CEL ĆWICZENIA:
Przepisz, proszę, wszystkie poniższe rekordy słowo w słowo, bez żadnych zmian.

DANE DO PRZETWORZENIA:

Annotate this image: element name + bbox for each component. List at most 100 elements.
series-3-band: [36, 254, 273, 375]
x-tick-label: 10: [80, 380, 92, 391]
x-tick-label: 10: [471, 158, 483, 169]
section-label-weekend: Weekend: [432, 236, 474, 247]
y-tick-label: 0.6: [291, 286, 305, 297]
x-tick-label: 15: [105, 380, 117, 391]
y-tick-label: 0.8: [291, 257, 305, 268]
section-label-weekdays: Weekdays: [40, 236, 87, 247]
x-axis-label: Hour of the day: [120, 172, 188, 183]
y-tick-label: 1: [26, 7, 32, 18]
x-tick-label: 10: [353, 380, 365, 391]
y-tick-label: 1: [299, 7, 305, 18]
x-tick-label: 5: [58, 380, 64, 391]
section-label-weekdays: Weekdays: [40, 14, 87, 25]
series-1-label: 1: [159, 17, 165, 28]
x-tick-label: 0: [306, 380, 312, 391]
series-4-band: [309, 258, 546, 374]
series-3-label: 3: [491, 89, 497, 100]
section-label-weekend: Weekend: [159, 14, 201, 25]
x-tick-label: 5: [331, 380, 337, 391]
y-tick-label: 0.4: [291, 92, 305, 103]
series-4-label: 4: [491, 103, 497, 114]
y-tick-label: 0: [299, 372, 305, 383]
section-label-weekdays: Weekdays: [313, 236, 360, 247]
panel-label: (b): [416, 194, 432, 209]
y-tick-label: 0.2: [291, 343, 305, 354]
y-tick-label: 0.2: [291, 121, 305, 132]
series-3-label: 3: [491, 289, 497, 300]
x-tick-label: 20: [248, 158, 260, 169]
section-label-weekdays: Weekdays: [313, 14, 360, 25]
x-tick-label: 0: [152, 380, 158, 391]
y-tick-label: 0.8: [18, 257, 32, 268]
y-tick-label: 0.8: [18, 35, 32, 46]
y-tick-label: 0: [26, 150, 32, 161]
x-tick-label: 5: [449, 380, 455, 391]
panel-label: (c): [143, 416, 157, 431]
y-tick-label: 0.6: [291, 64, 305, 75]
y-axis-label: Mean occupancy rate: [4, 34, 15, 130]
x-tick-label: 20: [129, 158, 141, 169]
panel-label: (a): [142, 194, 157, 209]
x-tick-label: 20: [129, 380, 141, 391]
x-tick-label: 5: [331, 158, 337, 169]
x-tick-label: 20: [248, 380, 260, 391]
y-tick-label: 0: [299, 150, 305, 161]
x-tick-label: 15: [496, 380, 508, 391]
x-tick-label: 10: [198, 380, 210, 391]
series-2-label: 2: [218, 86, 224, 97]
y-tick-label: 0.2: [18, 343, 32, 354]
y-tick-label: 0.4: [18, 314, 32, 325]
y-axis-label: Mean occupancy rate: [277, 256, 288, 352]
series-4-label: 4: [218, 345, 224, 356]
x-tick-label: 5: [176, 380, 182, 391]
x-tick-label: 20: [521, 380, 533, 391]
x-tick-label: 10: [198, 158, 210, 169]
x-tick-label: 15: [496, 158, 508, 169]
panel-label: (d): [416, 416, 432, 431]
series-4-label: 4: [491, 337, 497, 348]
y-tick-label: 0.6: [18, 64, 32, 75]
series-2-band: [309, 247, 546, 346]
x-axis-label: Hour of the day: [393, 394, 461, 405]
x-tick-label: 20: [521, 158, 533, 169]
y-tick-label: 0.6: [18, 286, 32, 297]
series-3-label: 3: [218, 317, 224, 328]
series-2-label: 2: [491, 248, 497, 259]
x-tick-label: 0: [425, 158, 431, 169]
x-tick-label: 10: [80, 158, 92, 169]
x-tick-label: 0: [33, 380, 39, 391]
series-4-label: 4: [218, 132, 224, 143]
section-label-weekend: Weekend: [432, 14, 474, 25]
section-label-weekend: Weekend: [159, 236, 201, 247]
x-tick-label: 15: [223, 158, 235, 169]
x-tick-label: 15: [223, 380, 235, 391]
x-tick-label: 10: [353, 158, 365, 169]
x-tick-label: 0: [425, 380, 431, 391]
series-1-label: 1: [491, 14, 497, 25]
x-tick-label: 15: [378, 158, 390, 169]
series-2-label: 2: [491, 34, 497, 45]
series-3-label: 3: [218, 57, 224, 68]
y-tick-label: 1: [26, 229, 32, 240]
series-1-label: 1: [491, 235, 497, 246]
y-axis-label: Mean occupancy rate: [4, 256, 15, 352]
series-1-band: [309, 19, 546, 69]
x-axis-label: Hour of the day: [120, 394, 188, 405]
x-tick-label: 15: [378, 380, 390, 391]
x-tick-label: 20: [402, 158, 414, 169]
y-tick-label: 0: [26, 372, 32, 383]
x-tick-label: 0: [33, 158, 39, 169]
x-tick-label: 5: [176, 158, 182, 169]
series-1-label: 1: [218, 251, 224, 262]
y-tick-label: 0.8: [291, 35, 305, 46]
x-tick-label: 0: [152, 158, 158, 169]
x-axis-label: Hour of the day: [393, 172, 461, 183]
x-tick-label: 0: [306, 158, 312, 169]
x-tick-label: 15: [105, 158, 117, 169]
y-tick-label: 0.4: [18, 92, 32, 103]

ODPOWIEDŹ DO ĆWICZENIA:
Annotate this image: element name + bbox for each component. List at most 100 elements.
series-3-band: [36, 254, 273, 375]
x-tick-label: 10: [80, 380, 92, 391]
x-tick-label: 10: [471, 158, 483, 169]
section-label-weekend: Weekend: [432, 236, 474, 247]
y-tick-label: 0.6: [291, 286, 305, 297]
x-tick-label: 15: [105, 380, 117, 391]
y-tick-label: 0.8: [291, 257, 305, 268]
section-label-weekdays: Weekdays: [40, 236, 87, 247]
x-axis-label: Hour of the day: [120, 172, 188, 183]
y-tick-label: 1: [26, 7, 32, 18]
x-tick-label: 10: [353, 380, 365, 391]
y-tick-label: 1: [299, 7, 305, 18]
x-tick-label: 5: [58, 380, 64, 391]
section-label-weekdays: Weekdays: [40, 14, 87, 25]
series-1-label: 1: [159, 17, 165, 28]
x-tick-label: 0: [306, 380, 312, 391]
series-4-band: [309, 258, 546, 374]
series-3-label: 3: [491, 89, 497, 100]
section-label-weekend: Weekend: [159, 14, 201, 25]
x-tick-label: 5: [331, 380, 337, 391]
y-tick-label: 0.4: [291, 92, 305, 103]
series-4-label: 4: [491, 103, 497, 114]
y-tick-label: 0: [299, 372, 305, 383]
section-label-weekdays: Weekdays: [313, 236, 360, 247]
panel-label: (b): [416, 194, 432, 209]
y-tick-label: 0.2: [291, 343, 305, 354]
y-tick-label: 0.2: [291, 121, 305, 132]
series-3-label: 3: [491, 289, 497, 300]
x-tick-label: 20: [248, 158, 260, 169]
section-label-weekdays: Weekdays: [313, 14, 360, 25]
x-tick-label: 0: [152, 380, 158, 391]
y-tick-label: 0.8: [18, 257, 32, 268]
y-tick-label: 0.8: [18, 35, 32, 46]
y-tick-label: 0: [26, 150, 32, 161]
x-tick-label: 5: [449, 380, 455, 391]
panel-label: (c): [143, 416, 157, 431]
y-tick-label: 0.6: [291, 64, 305, 75]
y-axis-label: Mean occupancy rate: [4, 34, 15, 130]
x-tick-label: 20: [129, 158, 141, 169]
panel-label: (a): [142, 194, 157, 209]
x-tick-label: 20: [129, 380, 141, 391]
x-tick-label: 5: [331, 158, 337, 169]
x-tick-label: 20: [248, 380, 260, 391]
y-tick-label: 0: [299, 150, 305, 161]
x-tick-label: 15: [496, 380, 508, 391]
x-tick-label: 10: [198, 380, 210, 391]
series-2-label: 2: [218, 86, 224, 97]
y-tick-label: 0.2: [18, 343, 32, 354]
y-tick-label: 0.4: [18, 314, 32, 325]
y-axis-label: Mean occupancy rate: [277, 256, 288, 352]
series-4-label: 4: [218, 345, 224, 356]
x-tick-label: 5: [176, 380, 182, 391]
x-tick-label: 20: [521, 380, 533, 391]
x-tick-label: 10: [198, 158, 210, 169]
x-tick-label: 15: [496, 158, 508, 169]
panel-label: (d): [416, 416, 432, 431]
series-4-label: 4: [491, 337, 497, 348]
y-tick-label: 0.6: [18, 64, 32, 75]
series-2-band: [309, 247, 546, 346]
x-axis-label: Hour of the day: [393, 394, 461, 405]
x-tick-label: 20: [521, 158, 533, 169]
y-tick-label: 0.6: [18, 286, 32, 297]
series-3-label: 3: [218, 317, 224, 328]
series-2-label: 2: [491, 248, 497, 259]
x-tick-label: 0: [425, 158, 431, 169]
x-tick-label: 10: [80, 158, 92, 169]
x-tick-label: 0: [33, 380, 39, 391]
series-4-label: 4: [218, 132, 224, 143]
section-label-weekend: Weekend: [432, 14, 474, 25]
section-label-weekend: Weekend: [159, 236, 201, 247]
x-tick-label: 15: [223, 158, 235, 169]
x-tick-label: 15: [223, 380, 235, 391]
x-tick-label: 10: [353, 158, 365, 169]
x-tick-label: 0: [425, 380, 431, 391]
series-1-label: 1: [491, 14, 497, 25]
x-tick-label: 15: [378, 158, 390, 169]
series-2-label: 2: [491, 34, 497, 45]
series-3-label: 3: [218, 57, 224, 68]
y-tick-label: 1: [26, 229, 32, 240]
series-1-label: 1: [491, 235, 497, 246]
y-axis-label: Mean occupancy rate: [4, 256, 15, 352]
series-1-band: [309, 19, 546, 69]
x-axis-label: Hour of the day: [120, 394, 188, 405]
x-tick-label: 15: [378, 380, 390, 391]
x-tick-label: 20: [402, 158, 414, 169]
y-tick-label: 0: [26, 372, 32, 383]
x-tick-label: 0: [33, 158, 39, 169]
x-tick-label: 5: [176, 158, 182, 169]
series-1-label: 1: [218, 251, 224, 262]
y-tick-label: 0.8: [291, 35, 305, 46]
x-tick-label: 0: [152, 158, 158, 169]
x-axis-label: Hour of the day: [393, 172, 461, 183]
x-tick-label: 0: [306, 158, 312, 169]
x-tick-label: 15: [105, 158, 117, 169]
y-tick-label: 0.4: [18, 92, 32, 103]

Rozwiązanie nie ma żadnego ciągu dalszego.